市街地開発事業には下記の7種類があり、都市計画法12条に定められています。
【参考】e-gov法令検索都市計画法12条
事業名 根拠とする法律名 土地区画整理事業 土地区画整理法 新住宅市街地開発事業 新住宅市街地開発法 工業団地造成事業 首都圏の近郊整備地帯及び都市開発区域の整備に関する法律
工業団地造成事業又は近畿圏の近郊整備区域及び都市開発区域の整備及び開発に関する法律市街地再開発事業 都市再開発法 新都市基盤整備事業 新都市基盤整備法 住宅街区整備事業 大都市地域における住宅及び住宅地の供給の促進に関する特別措置法 防災街区整備事業 密集市街地整備法
土地区画整理事業
土地区画整理事業とは、道路が狭いなどの理由で暮らしづらい街を整備・改善し、暮らしやすい街を作る事業です。
土地区画整理事業では、主に下記3つの公共施設を整備します。
****************
課題内容 = 上の市街地開発事業の文章のうち、「市街地開発事業には下記の7種類があり、都市計画法12条に定められています。」で始まり「土地区画整理事業では、主に下記3つの公共施設を整備します。」で終わる部分を一字一句違えずに書き写してください。

レコード抜粋 =
****************
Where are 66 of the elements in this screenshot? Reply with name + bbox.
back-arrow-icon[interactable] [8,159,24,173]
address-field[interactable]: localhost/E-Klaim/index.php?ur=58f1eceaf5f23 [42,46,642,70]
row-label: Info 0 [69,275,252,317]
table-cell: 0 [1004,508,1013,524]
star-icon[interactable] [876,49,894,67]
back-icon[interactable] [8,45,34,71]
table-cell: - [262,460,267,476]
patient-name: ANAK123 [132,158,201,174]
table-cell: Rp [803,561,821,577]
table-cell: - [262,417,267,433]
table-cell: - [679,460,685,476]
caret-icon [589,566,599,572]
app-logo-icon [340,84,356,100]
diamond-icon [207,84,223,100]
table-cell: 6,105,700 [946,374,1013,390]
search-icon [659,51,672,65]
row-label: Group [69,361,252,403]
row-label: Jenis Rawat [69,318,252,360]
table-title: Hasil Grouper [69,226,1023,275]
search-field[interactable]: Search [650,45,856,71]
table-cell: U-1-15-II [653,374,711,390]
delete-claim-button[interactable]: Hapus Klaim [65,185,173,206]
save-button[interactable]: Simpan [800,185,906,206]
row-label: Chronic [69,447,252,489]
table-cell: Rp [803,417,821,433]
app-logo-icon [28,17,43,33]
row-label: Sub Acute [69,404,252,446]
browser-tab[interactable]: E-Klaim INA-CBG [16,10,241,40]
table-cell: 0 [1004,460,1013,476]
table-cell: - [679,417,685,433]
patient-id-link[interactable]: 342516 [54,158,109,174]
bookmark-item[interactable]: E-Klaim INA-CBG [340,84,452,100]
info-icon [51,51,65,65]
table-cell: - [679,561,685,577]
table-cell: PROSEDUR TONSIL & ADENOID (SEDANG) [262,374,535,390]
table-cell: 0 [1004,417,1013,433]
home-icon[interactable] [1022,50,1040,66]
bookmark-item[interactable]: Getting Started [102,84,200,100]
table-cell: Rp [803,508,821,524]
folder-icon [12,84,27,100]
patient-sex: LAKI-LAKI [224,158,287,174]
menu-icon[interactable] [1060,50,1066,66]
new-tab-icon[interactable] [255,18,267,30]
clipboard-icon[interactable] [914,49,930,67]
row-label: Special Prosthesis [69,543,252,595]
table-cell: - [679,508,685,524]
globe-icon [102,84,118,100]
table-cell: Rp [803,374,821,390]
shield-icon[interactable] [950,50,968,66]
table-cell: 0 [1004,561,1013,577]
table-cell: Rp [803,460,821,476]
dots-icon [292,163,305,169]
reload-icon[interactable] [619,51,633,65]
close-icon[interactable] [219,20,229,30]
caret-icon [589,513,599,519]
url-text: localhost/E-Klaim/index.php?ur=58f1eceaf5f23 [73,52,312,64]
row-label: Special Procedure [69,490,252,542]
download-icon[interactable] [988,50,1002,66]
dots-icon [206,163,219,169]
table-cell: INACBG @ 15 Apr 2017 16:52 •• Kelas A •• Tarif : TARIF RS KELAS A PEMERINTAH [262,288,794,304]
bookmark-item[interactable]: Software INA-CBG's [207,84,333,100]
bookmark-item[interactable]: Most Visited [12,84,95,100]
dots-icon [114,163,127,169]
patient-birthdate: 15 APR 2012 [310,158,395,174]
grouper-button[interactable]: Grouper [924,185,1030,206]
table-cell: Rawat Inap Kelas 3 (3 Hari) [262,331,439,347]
****************
解答 =
市街地開発事業には下記の7種類があり、都市計画法12条に定められています。
【参考】e-gov法令検索都市計画法12条
事業名 根拠とする法律名 土地区画整理事業 土地区画整理法 新住宅市街地開発事業 新住宅市街地開発法 工業団地造成事業 首都圏の近郊整備地帯及び都市開発区域の整備に関する法律
工業団地造成事業又は近畿圏の近郊整備区域及び都市開発区域の整備及び開発に関する法律市街地再開発事業 都市再開発法 新都市基盤整備事業 新都市基盤整備法 住宅街区整備事業 大都市地域における住宅及び住宅地の供給の促進に関する特別措置法 防災街区整備事業 密集市街地整備法
土地区画整理事業
土地区画整理事業とは、道路が狭いなどの理由で暮らしづらい街を整備・改善し、暮らしやすい街を作る事業です。
土地区画整理事業では、主に下記3つの公共施設を整備します。